Your task is to gather the lines below that hold the string "существенных".
>> begin Records to use
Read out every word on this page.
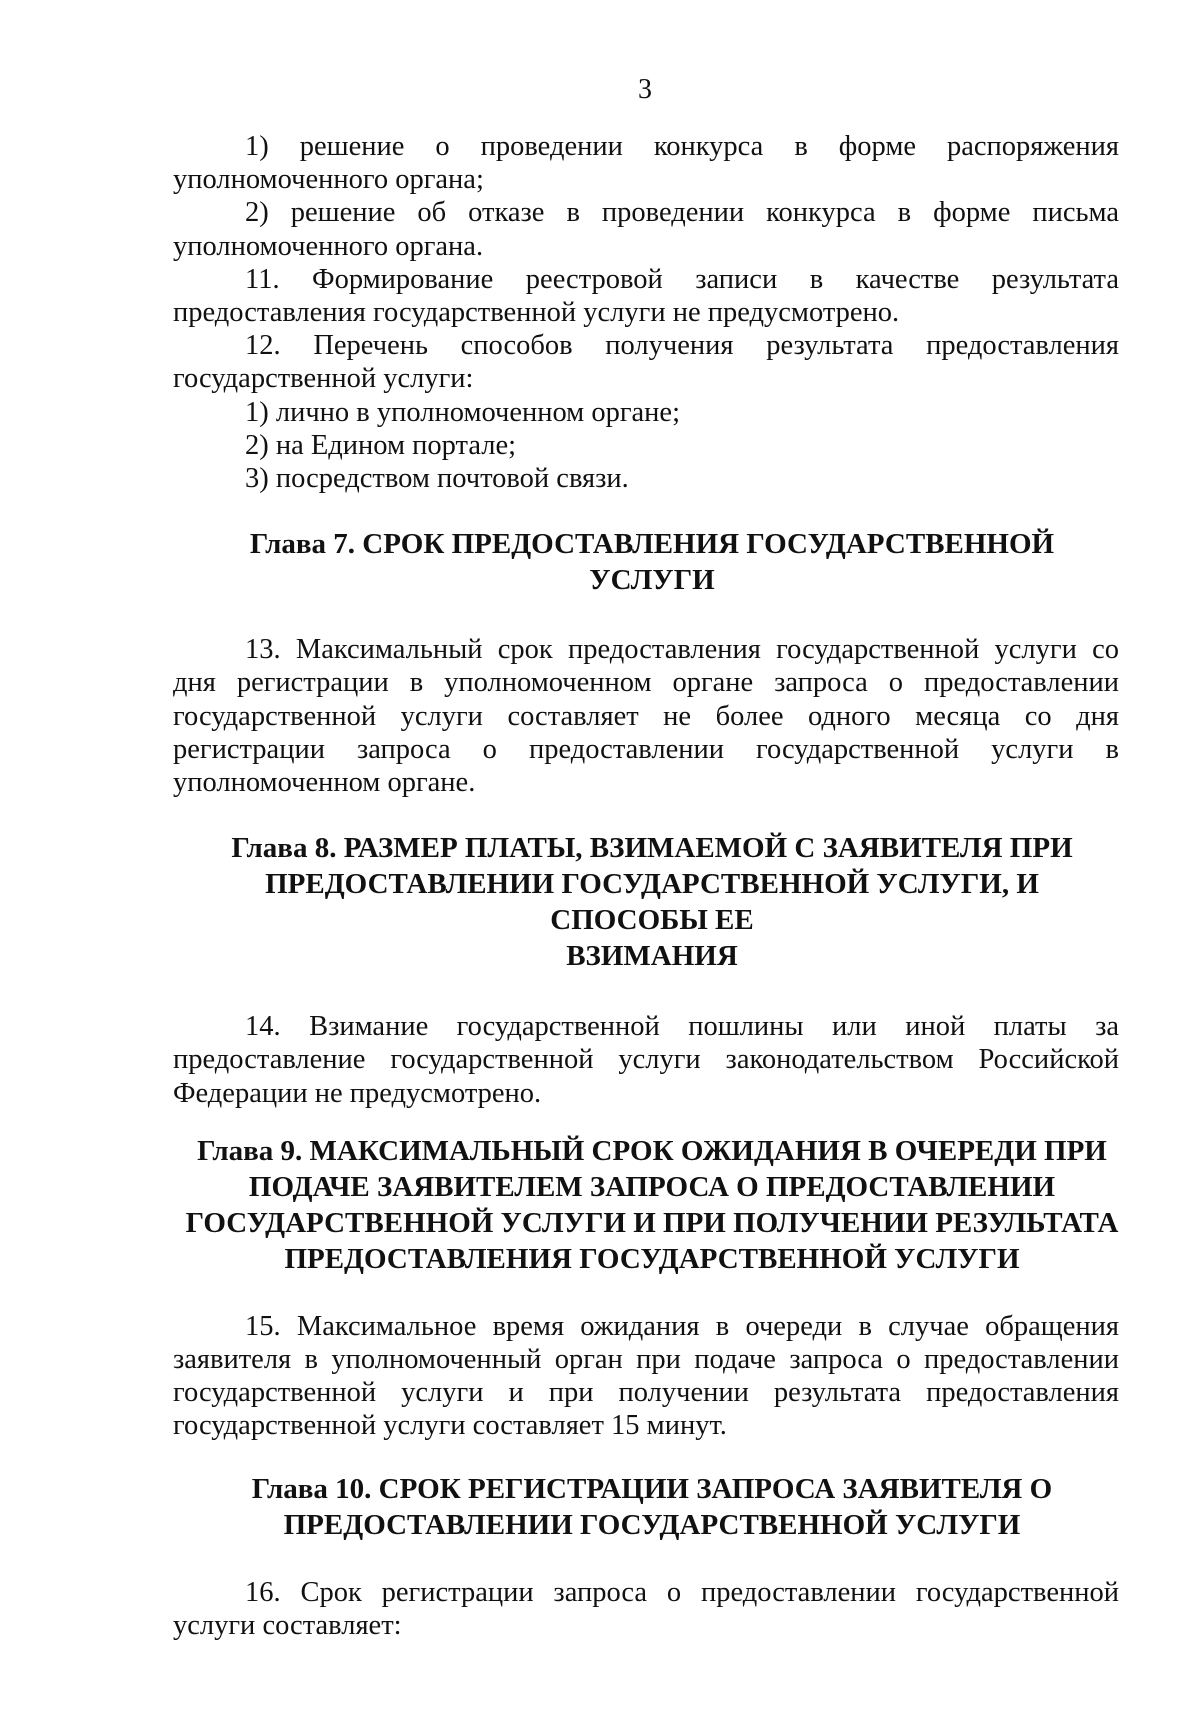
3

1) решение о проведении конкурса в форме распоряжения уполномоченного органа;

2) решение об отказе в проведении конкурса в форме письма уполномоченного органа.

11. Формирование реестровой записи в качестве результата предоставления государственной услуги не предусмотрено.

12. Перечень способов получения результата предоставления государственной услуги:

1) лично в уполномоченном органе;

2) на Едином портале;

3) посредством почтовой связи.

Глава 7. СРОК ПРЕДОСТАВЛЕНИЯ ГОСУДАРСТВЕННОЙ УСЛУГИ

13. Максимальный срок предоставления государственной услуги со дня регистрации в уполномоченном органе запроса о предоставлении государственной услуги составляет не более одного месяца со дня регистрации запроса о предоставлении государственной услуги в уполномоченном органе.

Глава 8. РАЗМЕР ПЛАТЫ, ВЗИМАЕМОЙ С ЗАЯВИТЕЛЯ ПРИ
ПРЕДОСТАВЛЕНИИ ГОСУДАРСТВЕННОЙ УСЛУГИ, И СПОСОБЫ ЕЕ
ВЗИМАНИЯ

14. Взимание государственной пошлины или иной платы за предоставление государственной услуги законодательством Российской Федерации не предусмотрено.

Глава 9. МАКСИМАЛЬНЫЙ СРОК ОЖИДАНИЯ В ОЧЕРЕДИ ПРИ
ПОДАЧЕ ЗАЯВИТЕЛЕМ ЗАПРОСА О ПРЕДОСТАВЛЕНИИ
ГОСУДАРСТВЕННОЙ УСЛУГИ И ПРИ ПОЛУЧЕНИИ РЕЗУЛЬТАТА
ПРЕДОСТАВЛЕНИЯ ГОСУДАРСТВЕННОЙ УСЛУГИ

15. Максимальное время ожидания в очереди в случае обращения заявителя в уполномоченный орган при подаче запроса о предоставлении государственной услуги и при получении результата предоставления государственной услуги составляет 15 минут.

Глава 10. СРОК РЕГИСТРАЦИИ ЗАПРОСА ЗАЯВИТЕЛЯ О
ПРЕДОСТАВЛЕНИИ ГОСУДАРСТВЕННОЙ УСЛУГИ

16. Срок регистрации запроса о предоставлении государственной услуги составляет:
>> end Records to use
>> begin Records to use
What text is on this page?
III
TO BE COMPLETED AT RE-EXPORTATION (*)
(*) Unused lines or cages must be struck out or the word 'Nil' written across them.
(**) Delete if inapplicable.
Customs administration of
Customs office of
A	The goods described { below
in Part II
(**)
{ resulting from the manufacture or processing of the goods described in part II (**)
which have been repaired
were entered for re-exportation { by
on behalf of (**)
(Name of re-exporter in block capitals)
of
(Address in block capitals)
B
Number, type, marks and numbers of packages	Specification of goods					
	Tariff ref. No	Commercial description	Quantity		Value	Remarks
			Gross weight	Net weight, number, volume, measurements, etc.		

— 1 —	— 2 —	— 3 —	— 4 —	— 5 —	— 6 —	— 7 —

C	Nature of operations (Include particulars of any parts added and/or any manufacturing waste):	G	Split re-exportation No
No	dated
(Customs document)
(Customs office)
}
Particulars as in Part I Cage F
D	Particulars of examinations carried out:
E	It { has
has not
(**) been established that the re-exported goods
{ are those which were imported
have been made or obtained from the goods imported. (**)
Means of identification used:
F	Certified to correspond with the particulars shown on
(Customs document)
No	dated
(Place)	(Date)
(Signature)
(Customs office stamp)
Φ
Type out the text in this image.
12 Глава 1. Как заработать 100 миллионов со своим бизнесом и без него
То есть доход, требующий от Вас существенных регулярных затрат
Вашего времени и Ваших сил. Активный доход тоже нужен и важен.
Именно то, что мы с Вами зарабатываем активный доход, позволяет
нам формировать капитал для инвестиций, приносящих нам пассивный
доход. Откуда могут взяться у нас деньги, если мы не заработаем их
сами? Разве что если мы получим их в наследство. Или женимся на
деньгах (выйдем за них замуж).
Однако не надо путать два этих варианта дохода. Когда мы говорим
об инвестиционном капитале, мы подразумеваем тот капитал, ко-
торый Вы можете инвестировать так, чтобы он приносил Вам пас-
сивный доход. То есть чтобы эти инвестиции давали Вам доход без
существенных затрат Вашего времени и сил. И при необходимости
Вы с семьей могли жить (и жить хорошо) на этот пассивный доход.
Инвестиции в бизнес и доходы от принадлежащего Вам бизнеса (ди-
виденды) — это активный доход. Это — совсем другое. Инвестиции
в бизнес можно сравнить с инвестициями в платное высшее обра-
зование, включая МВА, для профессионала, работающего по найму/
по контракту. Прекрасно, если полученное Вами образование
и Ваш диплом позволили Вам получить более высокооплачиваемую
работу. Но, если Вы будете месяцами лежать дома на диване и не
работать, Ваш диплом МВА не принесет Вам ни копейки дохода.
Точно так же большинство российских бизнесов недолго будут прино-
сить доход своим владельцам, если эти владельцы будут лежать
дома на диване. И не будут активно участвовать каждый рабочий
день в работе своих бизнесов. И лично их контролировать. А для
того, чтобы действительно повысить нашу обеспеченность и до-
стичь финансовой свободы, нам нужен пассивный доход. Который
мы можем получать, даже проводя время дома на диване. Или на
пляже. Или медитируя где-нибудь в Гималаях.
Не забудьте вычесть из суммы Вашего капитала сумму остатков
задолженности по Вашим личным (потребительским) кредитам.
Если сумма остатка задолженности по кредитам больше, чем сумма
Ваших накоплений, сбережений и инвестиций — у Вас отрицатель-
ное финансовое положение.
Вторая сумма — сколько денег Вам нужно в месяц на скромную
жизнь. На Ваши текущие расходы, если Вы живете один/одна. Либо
>> end Records to use
* [Answer to this task]:
То есть доход, требующий от Вас существенных регулярных затрат
существенных затрат Вашего времени и сил. И при необходимости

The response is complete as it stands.